◆ **Description of the task**: In full and without deviation, write out the entries that follow.

* Start *

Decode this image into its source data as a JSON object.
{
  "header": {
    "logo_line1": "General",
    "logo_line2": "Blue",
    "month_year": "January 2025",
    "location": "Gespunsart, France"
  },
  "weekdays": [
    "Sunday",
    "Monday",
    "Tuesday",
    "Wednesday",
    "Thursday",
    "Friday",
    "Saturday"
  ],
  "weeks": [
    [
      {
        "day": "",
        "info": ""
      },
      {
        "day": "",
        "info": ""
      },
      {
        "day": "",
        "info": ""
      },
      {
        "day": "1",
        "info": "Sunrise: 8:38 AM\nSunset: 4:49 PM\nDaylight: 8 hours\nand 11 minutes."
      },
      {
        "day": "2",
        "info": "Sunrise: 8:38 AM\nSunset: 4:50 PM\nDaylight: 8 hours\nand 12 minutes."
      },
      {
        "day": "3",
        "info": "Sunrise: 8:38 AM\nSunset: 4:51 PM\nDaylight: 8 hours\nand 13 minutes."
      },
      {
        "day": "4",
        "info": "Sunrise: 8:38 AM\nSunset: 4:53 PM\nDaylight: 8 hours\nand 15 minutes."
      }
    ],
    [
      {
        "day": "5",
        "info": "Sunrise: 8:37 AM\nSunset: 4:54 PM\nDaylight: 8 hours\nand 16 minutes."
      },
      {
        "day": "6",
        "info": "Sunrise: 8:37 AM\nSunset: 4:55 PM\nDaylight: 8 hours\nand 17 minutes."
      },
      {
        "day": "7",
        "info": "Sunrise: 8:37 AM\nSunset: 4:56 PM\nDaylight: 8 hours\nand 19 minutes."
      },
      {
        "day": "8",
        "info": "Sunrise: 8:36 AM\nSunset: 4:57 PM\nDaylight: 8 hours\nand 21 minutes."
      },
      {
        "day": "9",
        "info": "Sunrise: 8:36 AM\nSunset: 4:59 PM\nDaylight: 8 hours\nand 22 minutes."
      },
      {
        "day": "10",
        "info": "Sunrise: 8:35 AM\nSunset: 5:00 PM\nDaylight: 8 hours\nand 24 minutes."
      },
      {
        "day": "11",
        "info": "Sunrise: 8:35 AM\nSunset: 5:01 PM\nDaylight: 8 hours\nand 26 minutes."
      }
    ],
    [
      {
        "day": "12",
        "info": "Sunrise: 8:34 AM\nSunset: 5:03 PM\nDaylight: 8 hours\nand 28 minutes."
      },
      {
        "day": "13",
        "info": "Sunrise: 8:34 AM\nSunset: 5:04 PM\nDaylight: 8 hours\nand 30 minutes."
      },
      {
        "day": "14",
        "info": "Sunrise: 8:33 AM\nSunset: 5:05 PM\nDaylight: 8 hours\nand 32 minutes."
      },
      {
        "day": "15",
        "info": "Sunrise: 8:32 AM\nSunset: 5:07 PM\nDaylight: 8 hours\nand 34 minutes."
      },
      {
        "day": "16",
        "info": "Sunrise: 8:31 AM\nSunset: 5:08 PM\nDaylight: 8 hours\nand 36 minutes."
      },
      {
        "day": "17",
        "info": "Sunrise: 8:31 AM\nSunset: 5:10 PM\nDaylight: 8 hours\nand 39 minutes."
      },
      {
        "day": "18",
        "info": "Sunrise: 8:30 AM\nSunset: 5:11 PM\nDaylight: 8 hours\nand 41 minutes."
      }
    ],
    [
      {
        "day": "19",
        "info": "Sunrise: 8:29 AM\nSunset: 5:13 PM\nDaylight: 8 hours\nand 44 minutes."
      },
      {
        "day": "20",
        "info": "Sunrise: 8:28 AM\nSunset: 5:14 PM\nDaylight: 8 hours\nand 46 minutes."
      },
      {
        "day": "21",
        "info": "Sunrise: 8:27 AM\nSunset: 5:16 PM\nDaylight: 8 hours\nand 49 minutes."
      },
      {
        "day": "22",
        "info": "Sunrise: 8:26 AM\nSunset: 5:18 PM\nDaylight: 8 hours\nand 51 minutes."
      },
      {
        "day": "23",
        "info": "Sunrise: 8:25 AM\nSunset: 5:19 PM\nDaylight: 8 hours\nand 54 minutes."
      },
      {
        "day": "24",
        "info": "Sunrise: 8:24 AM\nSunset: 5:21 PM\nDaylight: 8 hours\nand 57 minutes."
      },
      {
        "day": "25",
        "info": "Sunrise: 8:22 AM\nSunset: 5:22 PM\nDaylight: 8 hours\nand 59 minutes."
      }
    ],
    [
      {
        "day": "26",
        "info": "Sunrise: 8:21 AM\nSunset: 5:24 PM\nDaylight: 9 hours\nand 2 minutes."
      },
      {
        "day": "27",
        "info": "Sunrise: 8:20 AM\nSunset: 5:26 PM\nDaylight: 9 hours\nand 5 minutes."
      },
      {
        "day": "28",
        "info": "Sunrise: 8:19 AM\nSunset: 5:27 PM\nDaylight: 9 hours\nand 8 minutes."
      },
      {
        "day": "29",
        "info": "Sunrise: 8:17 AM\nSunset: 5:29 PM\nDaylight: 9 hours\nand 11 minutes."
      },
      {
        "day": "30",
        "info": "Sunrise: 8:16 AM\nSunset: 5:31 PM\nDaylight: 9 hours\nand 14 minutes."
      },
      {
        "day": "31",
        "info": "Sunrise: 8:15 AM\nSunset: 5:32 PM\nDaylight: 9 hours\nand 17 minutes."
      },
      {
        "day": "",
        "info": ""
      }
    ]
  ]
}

* End *

◆ **The result**:
Decode this image into its source data as a JSON object.
{
  "header": {
    "logo_line1": "General",
    "logo_line2": "Blue",
    "month_year": "January 2025",
    "location": "Gespunsart, France"
  },
  "weekdays": [
    "Sunday",
    "Monday",
    "Tuesday",
    "Wednesday",
    "Thursday",
    "Friday",
    "Saturday"
  ],
  "weeks": [
    [
      {
        "day": "",
        "info": ""
      },
      {
        "day": "",
        "info": ""
      },
      {
        "day": "",
        "info": ""
      },
      {
        "day": "1",
        "info": "Sunrise: 8:38 AM\nSunset: 4:49 PM\nDaylight: 8 hours\nand 11 minutes."
      },
      {
        "day": "2",
        "info": "Sunrise: 8:38 AM\nSunset: 4:50 PM\nDaylight: 8 hours\nand 12 minutes."
      },
      {
        "day": "3",
        "info": "Sunrise: 8:38 AM\nSunset: 4:51 PM\nDaylight: 8 hours\nand 13 minutes."
      },
      {
        "day": "4",
        "info": "Sunrise: 8:38 AM\nSunset: 4:53 PM\nDaylight: 8 hours\nand 15 minutes."
      }
    ],
    [
      {
        "day": "5",
        "info": "Sunrise: 8:37 AM\nSunset: 4:54 PM\nDaylight: 8 hours\nand 16 minutes."
      },
      {
        "day": "6",
        "info": "Sunrise: 8:37 AM\nSunset: 4:55 PM\nDaylight: 8 hours\nand 17 minutes."
      },
      {
        "day": "7",
        "info": "Sunrise: 8:37 AM\nSunset: 4:56 PM\nDaylight: 8 hours\nand 19 minutes."
      },
      {
        "day": "8",
        "info": "Sunrise: 8:36 AM\nSunset: 4:57 PM\nDaylight: 8 hours\nand 21 minutes."
      },
      {
        "day": "9",
        "info": "Sunrise: 8:36 AM\nSunset: 4:59 PM\nDaylight: 8 hours\nand 22 minutes."
      },
      {
        "day": "10",
        "info": "Sunrise: 8:35 AM\nSunset: 5:00 PM\nDaylight: 8 hours\nand 24 minutes."
      },
      {
        "day": "11",
        "info": "Sunrise: 8:35 AM\nSunset: 5:01 PM\nDaylight: 8 hours\nand 26 minutes."
      }
    ],
    [
      {
        "day": "12",
        "info": "Sunrise: 8:34 AM\nSunset: 5:03 PM\nDaylight: 8 hours\nand 28 minutes."
      },
      {
        "day": "13",
        "info": "Sunrise: 8:34 AM\nSunset: 5:04 PM\nDaylight: 8 hours\nand 30 minutes."
      },
      {
        "day": "14",
        "info": "Sunrise: 8:33 AM\nSunset: 5:05 PM\nDaylight: 8 hours\nand 32 minutes."
      },
      {
        "day": "15",
        "info": "Sunrise: 8:32 AM\nSunset: 5:07 PM\nDaylight: 8 hours\nand 34 minutes."
      },
      {
        "day": "16",
        "info": "Sunrise: 8:31 AM\nSunset: 5:08 PM\nDaylight: 8 hours\nand 36 minutes."
      },
      {
        "day": "17",
        "info": "Sunrise: 8:31 AM\nSunset: 5:10 PM\nDaylight: 8 hours\nand 39 minutes."
      },
      {
        "day": "18",
        "info": "Sunrise: 8:30 AM\nSunset: 5:11 PM\nDaylight: 8 hours\nand 41 minutes."
      }
    ],
    [
      {
        "day": "19",
        "info": "Sunrise: 8:29 AM\nSunset: 5:13 PM\nDaylight: 8 hours\nand 44 minutes."
      },
      {
        "day": "20",
        "info": "Sunrise: 8:28 AM\nSunset: 5:14 PM\nDaylight: 8 hours\nand 46 minutes."
      },
      {
        "day": "21",
        "info": "Sunrise: 8:27 AM\nSunset: 5:16 PM\nDaylight: 8 hours\nand 49 minutes."
      },
      {
        "day": "22",
        "info": "Sunrise: 8:26 AM\nSunset: 5:18 PM\nDaylight: 8 hours\nand 51 minutes."
      },
      {
        "day": "23",
        "info": "Sunrise: 8:25 AM\nSunset: 5:19 PM\nDaylight: 8 hours\nand 54 minutes."
      },
      {
        "day": "24",
        "info": "Sunrise: 8:24 AM\nSunset: 5:21 PM\nDaylight: 8 hours\nand 57 minutes."
      },
      {
        "day": "25",
        "info": "Sunrise: 8:22 AM\nSunset: 5:22 PM\nDaylight: 8 hours\nand 59 minutes."
      }
    ],
    [
      {
        "day": "26",
        "info": "Sunrise: 8:21 AM\nSunset: 5:24 PM\nDaylight: 9 hours\nand 2 minutes."
      },
      {
        "day": "27",
        "info": "Sunrise: 8:20 AM\nSunset: 5:26 PM\nDaylight: 9 hours\nand 5 minutes."
      },
      {
        "day": "28",
        "info": "Sunrise: 8:19 AM\nSunset: 5:27 PM\nDaylight: 9 hours\nand 8 minutes."
      },
      {
        "day": "29",
        "info": "Sunrise: 8:17 AM\nSunset: 5:29 PM\nDaylight: 9 hours\nand 11 minutes."
      },
      {
        "day": "30",
        "info": "Sunrise: 8:16 AM\nSunset: 5:31 PM\nDaylight: 9 hours\nand 14 minutes."
      },
      {
        "day": "31",
        "info": "Sunrise: 8:15 AM\nSunset: 5:32 PM\nDaylight: 9 hours\nand 17 minutes."
      },
      {
        "day": "",
        "info": ""
      }
    ]
  ]
}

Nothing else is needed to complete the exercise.